Thursday, January 29, 2009

Olmert Lays Cards on the Table- but how is the deck stacked after the Gaza War?

Here is what Obama's ace Middle-East envoy was told by Lame duck PM Ehud Olmert, according to the Israeli press today, when the Israeli leader laid all his cards on the table:

Israel promised to remove 60,000 settlers from the West Bank; to withdraw to the 1967 borders with border revisions so that it keeps the large settlement blocs and in return, to give the Palestinians equal territory in southern Israel; to divide Jerusalem and to transfer East Jerusalem neighborhoods to Palestinian sovereignty while establishing an international authority for the holy places; to ensure territorial contiguity for the Palestinian state by means of elevated or underground roads between the West Bank and the Gaza Strip; Israel would not take in any refugees. Shimon Shiffer notes that political figures realize that this news requires all the candidates for prime minister to relate to it, particularly Kadima candidate Tzippi Livni, as she was a full partner to the negotiations.

The Palestinian Authority is said to have backed away from the negotiation table once they learned that Israeli elections are to be held in February. The West Bank Palestinians indicated they are unwilling to trust the current negotiators because it is the incoming government who would be implementing any promises--- or not. But there are signs that political pragmatists may be prevailing inside Gaza after three weeks of war, and a lasting truce may be hammered out if Hamas "unclenches its fist", in the parlance of the new US president, and cuts a deal. Without crossings open for trade as well as aid, the tunneling on the southern border will be almost impossible to stop.

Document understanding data

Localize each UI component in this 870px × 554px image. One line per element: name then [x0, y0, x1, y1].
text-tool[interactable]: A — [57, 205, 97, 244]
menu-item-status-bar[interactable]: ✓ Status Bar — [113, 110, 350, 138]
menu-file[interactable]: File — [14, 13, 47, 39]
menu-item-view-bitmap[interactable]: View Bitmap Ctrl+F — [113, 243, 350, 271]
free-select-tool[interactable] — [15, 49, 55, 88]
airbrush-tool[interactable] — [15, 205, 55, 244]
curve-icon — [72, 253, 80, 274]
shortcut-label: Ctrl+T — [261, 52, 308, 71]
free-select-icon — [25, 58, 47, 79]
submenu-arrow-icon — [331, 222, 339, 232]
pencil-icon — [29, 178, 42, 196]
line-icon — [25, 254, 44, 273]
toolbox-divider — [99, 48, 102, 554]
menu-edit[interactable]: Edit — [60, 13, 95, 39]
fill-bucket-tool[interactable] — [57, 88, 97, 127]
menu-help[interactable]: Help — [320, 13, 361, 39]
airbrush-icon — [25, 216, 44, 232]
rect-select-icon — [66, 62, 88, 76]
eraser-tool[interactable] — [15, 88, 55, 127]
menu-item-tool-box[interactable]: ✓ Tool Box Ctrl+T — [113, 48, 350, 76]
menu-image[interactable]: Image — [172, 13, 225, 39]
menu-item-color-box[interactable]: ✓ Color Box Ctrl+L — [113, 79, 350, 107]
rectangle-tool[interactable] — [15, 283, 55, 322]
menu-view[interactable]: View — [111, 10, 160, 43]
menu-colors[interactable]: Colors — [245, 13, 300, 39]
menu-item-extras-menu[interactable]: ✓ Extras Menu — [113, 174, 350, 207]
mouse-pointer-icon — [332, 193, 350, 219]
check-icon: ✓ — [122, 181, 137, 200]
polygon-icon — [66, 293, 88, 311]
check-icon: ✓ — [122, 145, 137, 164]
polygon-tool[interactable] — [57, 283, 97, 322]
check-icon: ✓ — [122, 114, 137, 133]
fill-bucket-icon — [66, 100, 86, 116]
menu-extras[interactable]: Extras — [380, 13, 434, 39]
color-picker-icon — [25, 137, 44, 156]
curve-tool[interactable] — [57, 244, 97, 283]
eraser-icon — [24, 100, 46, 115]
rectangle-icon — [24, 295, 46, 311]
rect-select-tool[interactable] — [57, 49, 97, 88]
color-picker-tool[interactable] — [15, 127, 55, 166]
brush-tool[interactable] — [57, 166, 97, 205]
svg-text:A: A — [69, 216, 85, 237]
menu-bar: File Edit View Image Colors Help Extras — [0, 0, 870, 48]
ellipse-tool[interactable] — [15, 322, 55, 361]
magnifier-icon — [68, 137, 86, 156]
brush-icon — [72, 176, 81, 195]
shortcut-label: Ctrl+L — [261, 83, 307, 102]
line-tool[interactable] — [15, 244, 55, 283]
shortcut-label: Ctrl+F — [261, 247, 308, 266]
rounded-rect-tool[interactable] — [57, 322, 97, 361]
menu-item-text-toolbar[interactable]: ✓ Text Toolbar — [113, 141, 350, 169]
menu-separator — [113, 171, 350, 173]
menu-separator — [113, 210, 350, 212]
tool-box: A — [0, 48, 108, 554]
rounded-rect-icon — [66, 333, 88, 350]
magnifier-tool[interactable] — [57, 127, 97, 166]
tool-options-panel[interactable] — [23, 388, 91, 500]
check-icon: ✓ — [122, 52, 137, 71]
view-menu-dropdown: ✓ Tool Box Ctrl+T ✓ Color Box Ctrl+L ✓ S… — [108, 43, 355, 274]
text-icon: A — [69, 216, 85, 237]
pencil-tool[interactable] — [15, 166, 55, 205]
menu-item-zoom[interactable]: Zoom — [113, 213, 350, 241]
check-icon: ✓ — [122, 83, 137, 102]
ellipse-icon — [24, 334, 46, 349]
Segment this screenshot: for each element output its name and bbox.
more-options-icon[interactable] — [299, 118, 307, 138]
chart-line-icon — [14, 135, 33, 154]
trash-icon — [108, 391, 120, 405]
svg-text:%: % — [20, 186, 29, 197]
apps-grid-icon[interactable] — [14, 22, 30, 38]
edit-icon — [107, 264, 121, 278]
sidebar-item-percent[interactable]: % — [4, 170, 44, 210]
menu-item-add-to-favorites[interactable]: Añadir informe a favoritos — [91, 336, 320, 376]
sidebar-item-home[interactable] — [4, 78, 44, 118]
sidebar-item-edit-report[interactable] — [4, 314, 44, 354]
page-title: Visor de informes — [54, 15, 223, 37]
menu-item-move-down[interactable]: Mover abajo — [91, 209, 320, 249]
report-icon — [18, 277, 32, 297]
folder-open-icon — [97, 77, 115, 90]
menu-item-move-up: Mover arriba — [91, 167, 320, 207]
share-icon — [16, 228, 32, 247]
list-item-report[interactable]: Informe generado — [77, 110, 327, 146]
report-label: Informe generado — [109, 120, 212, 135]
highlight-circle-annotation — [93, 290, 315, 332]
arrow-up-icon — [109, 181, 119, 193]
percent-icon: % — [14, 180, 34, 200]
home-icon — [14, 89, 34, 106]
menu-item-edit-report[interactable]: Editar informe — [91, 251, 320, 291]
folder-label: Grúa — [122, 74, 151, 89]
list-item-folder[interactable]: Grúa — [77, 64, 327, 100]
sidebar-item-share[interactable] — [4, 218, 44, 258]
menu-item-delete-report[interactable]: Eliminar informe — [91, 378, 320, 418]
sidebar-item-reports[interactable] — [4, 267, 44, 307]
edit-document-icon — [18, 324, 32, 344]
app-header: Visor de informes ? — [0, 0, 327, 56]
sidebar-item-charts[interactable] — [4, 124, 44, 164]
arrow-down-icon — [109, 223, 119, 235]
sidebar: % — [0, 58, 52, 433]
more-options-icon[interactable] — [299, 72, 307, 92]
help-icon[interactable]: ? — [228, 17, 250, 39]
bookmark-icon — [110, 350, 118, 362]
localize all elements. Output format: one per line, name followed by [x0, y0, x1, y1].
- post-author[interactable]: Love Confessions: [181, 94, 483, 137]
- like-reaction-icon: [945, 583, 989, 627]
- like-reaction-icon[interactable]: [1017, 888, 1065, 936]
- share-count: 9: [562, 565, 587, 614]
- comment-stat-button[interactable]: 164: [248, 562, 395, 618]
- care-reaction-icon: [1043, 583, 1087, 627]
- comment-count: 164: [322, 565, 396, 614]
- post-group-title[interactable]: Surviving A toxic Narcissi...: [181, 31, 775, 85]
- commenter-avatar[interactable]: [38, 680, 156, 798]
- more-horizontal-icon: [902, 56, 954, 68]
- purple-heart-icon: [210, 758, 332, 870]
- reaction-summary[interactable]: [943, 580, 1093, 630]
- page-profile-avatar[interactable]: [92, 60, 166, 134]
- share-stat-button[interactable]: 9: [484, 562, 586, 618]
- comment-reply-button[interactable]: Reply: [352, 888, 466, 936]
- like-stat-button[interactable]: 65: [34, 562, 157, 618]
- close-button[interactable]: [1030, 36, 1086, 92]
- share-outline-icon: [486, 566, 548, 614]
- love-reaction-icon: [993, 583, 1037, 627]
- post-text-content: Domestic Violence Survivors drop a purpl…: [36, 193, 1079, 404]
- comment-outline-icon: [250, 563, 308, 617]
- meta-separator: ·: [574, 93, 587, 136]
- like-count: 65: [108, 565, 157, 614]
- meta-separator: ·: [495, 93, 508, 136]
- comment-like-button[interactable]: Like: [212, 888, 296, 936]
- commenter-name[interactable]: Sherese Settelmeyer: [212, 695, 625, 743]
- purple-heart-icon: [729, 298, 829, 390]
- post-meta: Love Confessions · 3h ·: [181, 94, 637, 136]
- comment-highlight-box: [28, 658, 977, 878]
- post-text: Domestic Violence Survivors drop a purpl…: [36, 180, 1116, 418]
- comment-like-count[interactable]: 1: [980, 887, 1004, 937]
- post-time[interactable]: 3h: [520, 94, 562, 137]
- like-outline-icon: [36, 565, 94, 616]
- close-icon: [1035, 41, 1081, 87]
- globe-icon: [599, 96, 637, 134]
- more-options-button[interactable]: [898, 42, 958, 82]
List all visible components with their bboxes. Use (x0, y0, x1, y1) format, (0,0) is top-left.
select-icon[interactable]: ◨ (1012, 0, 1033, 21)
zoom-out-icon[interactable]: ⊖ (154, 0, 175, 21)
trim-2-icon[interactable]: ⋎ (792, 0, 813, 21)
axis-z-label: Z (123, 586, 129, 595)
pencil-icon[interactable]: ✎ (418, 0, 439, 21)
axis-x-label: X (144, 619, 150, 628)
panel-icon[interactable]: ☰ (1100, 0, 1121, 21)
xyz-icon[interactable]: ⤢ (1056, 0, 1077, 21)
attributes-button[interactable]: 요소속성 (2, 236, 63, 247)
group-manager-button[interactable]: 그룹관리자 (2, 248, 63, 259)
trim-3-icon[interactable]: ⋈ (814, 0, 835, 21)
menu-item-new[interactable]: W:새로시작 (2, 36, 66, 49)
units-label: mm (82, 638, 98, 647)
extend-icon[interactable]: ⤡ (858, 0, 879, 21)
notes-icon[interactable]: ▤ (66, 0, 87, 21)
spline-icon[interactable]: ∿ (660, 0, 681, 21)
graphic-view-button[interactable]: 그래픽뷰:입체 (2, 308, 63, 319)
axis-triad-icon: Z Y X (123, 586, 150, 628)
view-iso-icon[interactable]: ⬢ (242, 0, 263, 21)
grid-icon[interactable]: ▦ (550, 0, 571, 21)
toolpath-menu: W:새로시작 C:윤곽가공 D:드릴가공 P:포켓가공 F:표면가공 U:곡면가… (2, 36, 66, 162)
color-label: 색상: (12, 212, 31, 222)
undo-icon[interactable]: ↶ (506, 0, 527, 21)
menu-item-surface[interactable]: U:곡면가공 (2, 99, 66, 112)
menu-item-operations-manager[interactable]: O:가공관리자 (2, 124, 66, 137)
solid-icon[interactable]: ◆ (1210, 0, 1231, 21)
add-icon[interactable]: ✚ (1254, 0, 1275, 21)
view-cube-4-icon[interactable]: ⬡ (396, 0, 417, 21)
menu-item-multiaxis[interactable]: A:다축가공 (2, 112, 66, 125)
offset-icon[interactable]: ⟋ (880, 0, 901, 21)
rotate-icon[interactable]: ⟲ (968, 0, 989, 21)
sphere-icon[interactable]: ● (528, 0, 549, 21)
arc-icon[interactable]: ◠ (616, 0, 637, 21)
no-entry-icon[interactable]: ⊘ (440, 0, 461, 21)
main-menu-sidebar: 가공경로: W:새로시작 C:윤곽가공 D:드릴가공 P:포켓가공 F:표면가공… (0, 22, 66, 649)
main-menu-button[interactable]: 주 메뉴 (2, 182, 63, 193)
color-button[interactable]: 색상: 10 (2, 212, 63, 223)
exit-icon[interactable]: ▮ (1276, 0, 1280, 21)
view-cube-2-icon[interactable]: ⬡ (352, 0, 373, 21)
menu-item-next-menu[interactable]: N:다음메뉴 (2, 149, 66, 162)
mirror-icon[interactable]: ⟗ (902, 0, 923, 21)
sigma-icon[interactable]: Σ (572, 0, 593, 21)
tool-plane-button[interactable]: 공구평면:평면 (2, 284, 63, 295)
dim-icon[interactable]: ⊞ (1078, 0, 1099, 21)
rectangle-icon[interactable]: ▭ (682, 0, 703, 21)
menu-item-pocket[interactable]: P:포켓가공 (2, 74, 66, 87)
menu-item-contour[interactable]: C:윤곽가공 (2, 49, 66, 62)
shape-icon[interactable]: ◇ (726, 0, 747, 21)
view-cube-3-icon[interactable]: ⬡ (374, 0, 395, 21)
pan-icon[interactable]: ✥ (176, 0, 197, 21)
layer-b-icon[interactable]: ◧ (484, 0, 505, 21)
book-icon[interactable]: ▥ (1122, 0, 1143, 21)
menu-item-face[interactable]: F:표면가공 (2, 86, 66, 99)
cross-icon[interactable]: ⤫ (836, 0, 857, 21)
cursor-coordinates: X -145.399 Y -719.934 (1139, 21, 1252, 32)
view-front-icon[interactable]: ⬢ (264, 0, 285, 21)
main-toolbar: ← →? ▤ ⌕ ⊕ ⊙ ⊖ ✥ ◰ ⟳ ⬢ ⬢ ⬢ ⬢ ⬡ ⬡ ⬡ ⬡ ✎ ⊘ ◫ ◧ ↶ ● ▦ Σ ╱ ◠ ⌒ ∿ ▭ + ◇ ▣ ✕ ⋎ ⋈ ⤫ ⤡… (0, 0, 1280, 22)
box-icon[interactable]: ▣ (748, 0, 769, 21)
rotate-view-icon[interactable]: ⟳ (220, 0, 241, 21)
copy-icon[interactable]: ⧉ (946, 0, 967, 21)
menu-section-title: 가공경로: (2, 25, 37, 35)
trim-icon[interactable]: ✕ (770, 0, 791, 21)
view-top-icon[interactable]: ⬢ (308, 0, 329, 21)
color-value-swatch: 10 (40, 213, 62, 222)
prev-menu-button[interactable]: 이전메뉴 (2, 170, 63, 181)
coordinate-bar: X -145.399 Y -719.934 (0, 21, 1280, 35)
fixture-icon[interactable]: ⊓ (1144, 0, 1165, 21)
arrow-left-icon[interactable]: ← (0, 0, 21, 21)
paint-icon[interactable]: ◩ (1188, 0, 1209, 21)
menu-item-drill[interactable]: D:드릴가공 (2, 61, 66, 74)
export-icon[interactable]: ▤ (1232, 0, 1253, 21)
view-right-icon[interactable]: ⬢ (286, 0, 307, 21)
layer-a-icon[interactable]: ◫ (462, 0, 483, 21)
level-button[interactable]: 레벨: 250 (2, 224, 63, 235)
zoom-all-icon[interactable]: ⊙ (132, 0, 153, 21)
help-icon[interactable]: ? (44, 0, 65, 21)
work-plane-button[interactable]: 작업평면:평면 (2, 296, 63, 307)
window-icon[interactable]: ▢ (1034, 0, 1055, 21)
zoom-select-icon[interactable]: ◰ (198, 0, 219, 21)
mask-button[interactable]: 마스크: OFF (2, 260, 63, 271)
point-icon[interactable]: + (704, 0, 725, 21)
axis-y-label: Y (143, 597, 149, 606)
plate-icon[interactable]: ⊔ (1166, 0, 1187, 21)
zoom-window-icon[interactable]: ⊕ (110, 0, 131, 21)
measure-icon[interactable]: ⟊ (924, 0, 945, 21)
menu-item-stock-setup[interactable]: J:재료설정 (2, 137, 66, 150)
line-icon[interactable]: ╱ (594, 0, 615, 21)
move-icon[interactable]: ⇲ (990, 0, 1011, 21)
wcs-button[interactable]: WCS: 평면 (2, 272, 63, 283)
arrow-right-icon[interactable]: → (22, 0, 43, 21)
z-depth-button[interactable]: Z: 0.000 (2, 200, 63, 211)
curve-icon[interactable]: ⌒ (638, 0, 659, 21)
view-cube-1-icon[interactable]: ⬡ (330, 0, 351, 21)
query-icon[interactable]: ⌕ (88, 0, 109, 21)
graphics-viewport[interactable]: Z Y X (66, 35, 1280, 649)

Exercises to complete
A: Using the Olmert post, decide whether each statement below agrees with it. For each one, answer yes or no and quote the words of the post that settle it.
(i) Under the proposal, Israel would take in some refugees.
(ii) In exchange for keeping the large settlement blocs, Israel would give the Palestinians equal territory in southern Israel.
(iii) The Israeli elections are to be held in March.
B: Extract the stretch of the Olmert post from "The Palestinian Authority" through "impossible to stop.", copying it word for word.
C: Continue the Olmert post from the point where it stops.

Expected results
A:
(i) No: "Israel would not take in any refugees."
(ii) Yes: "with border revisions so that it keeps the large settlement blocs and in return, to give the Palestinians equal territory in southern Israel"
(iii) No: "Israeli elections are to be held in February"

B:
The Palestinian Authority is said to have backed away from the negotiation table once they learned that Israeli elections are to be held in February. The West Bank Palestinians indicated they are unwilling to trust the current negotiators because it is the incoming government who would be implementing any promises--- or not. But there are signs that political pragmatists may be prevailing inside Gaza after three weeks of war, and a lasting truce may be hammered out if Hamas "unclenches its fist", in the parlance of the new US president, and cuts a deal. Without crossings open for trade as well as aid, the tunneling on the southern border will be almost impossible to stop.

C:
"We want to be part of the international community," Hamas leader Ghazi Hamad told The Associated Press at the Gaza-Egypt border, where he was coordinating Arab aid shipments. "I think Hamas has no interest now to increase the number of crises in Gaza or to challenge the world."... Hamas politician Mushir Al-Masri, a staunch hard-liner, sounded a conciliatory note."We have our hands open to any country ... to open a dialogue without conditions," he said — clarifying that does not include Israel.

Proxies definitely are needed in these complex negotiations between politicians who won't speak to one another. Olmert also said that Israel would refuse to open the crossings into Gaza as long as the Franco-Israeli soldier, Gilad Shalit, is a Hamas hostage. Many Palestinians feel he is their trump card, and the only motivation for Israeli

It's instructive to look at the most recent fallout from the vaunted Northern Ireland peace agreements, for which special Middle East envoys George J Mitchell and Tony Blair have garnered enormous prestige as resolvers of blood feuds. Blood money may not be the way to buy peace or reconciliation, it turns out. In Belfast, relatives of IRA victims are saying "Not so fast" about accepting across-the-board payments of 12,000 pounds from the government.

Yesterday, a chaos of grief and recrimination re-erupted at a news conference after the announcement of payments to relatives of all 3700 people killed in "The Troubles". It is not so easy to resolve 30 years of sectarian violence that blighted Northern Ireland. The payment scheme was to include families of bungling IRA bombers who blew themselves up. On hearing this, some Protestants went ballistic, screaming at Sinn Fein's Gerry Adams, a paramilitary-turned-politician. (The violence so far has been verbal, thankfully, but this does not bode well for a peace settlement to endure.)

Cards may be on the table, but the house of cards that shuffling diplomats are constructing threatens to collapse at any moment. ANd we wonder what is tucked up the sleeves of the various players. Oy veh.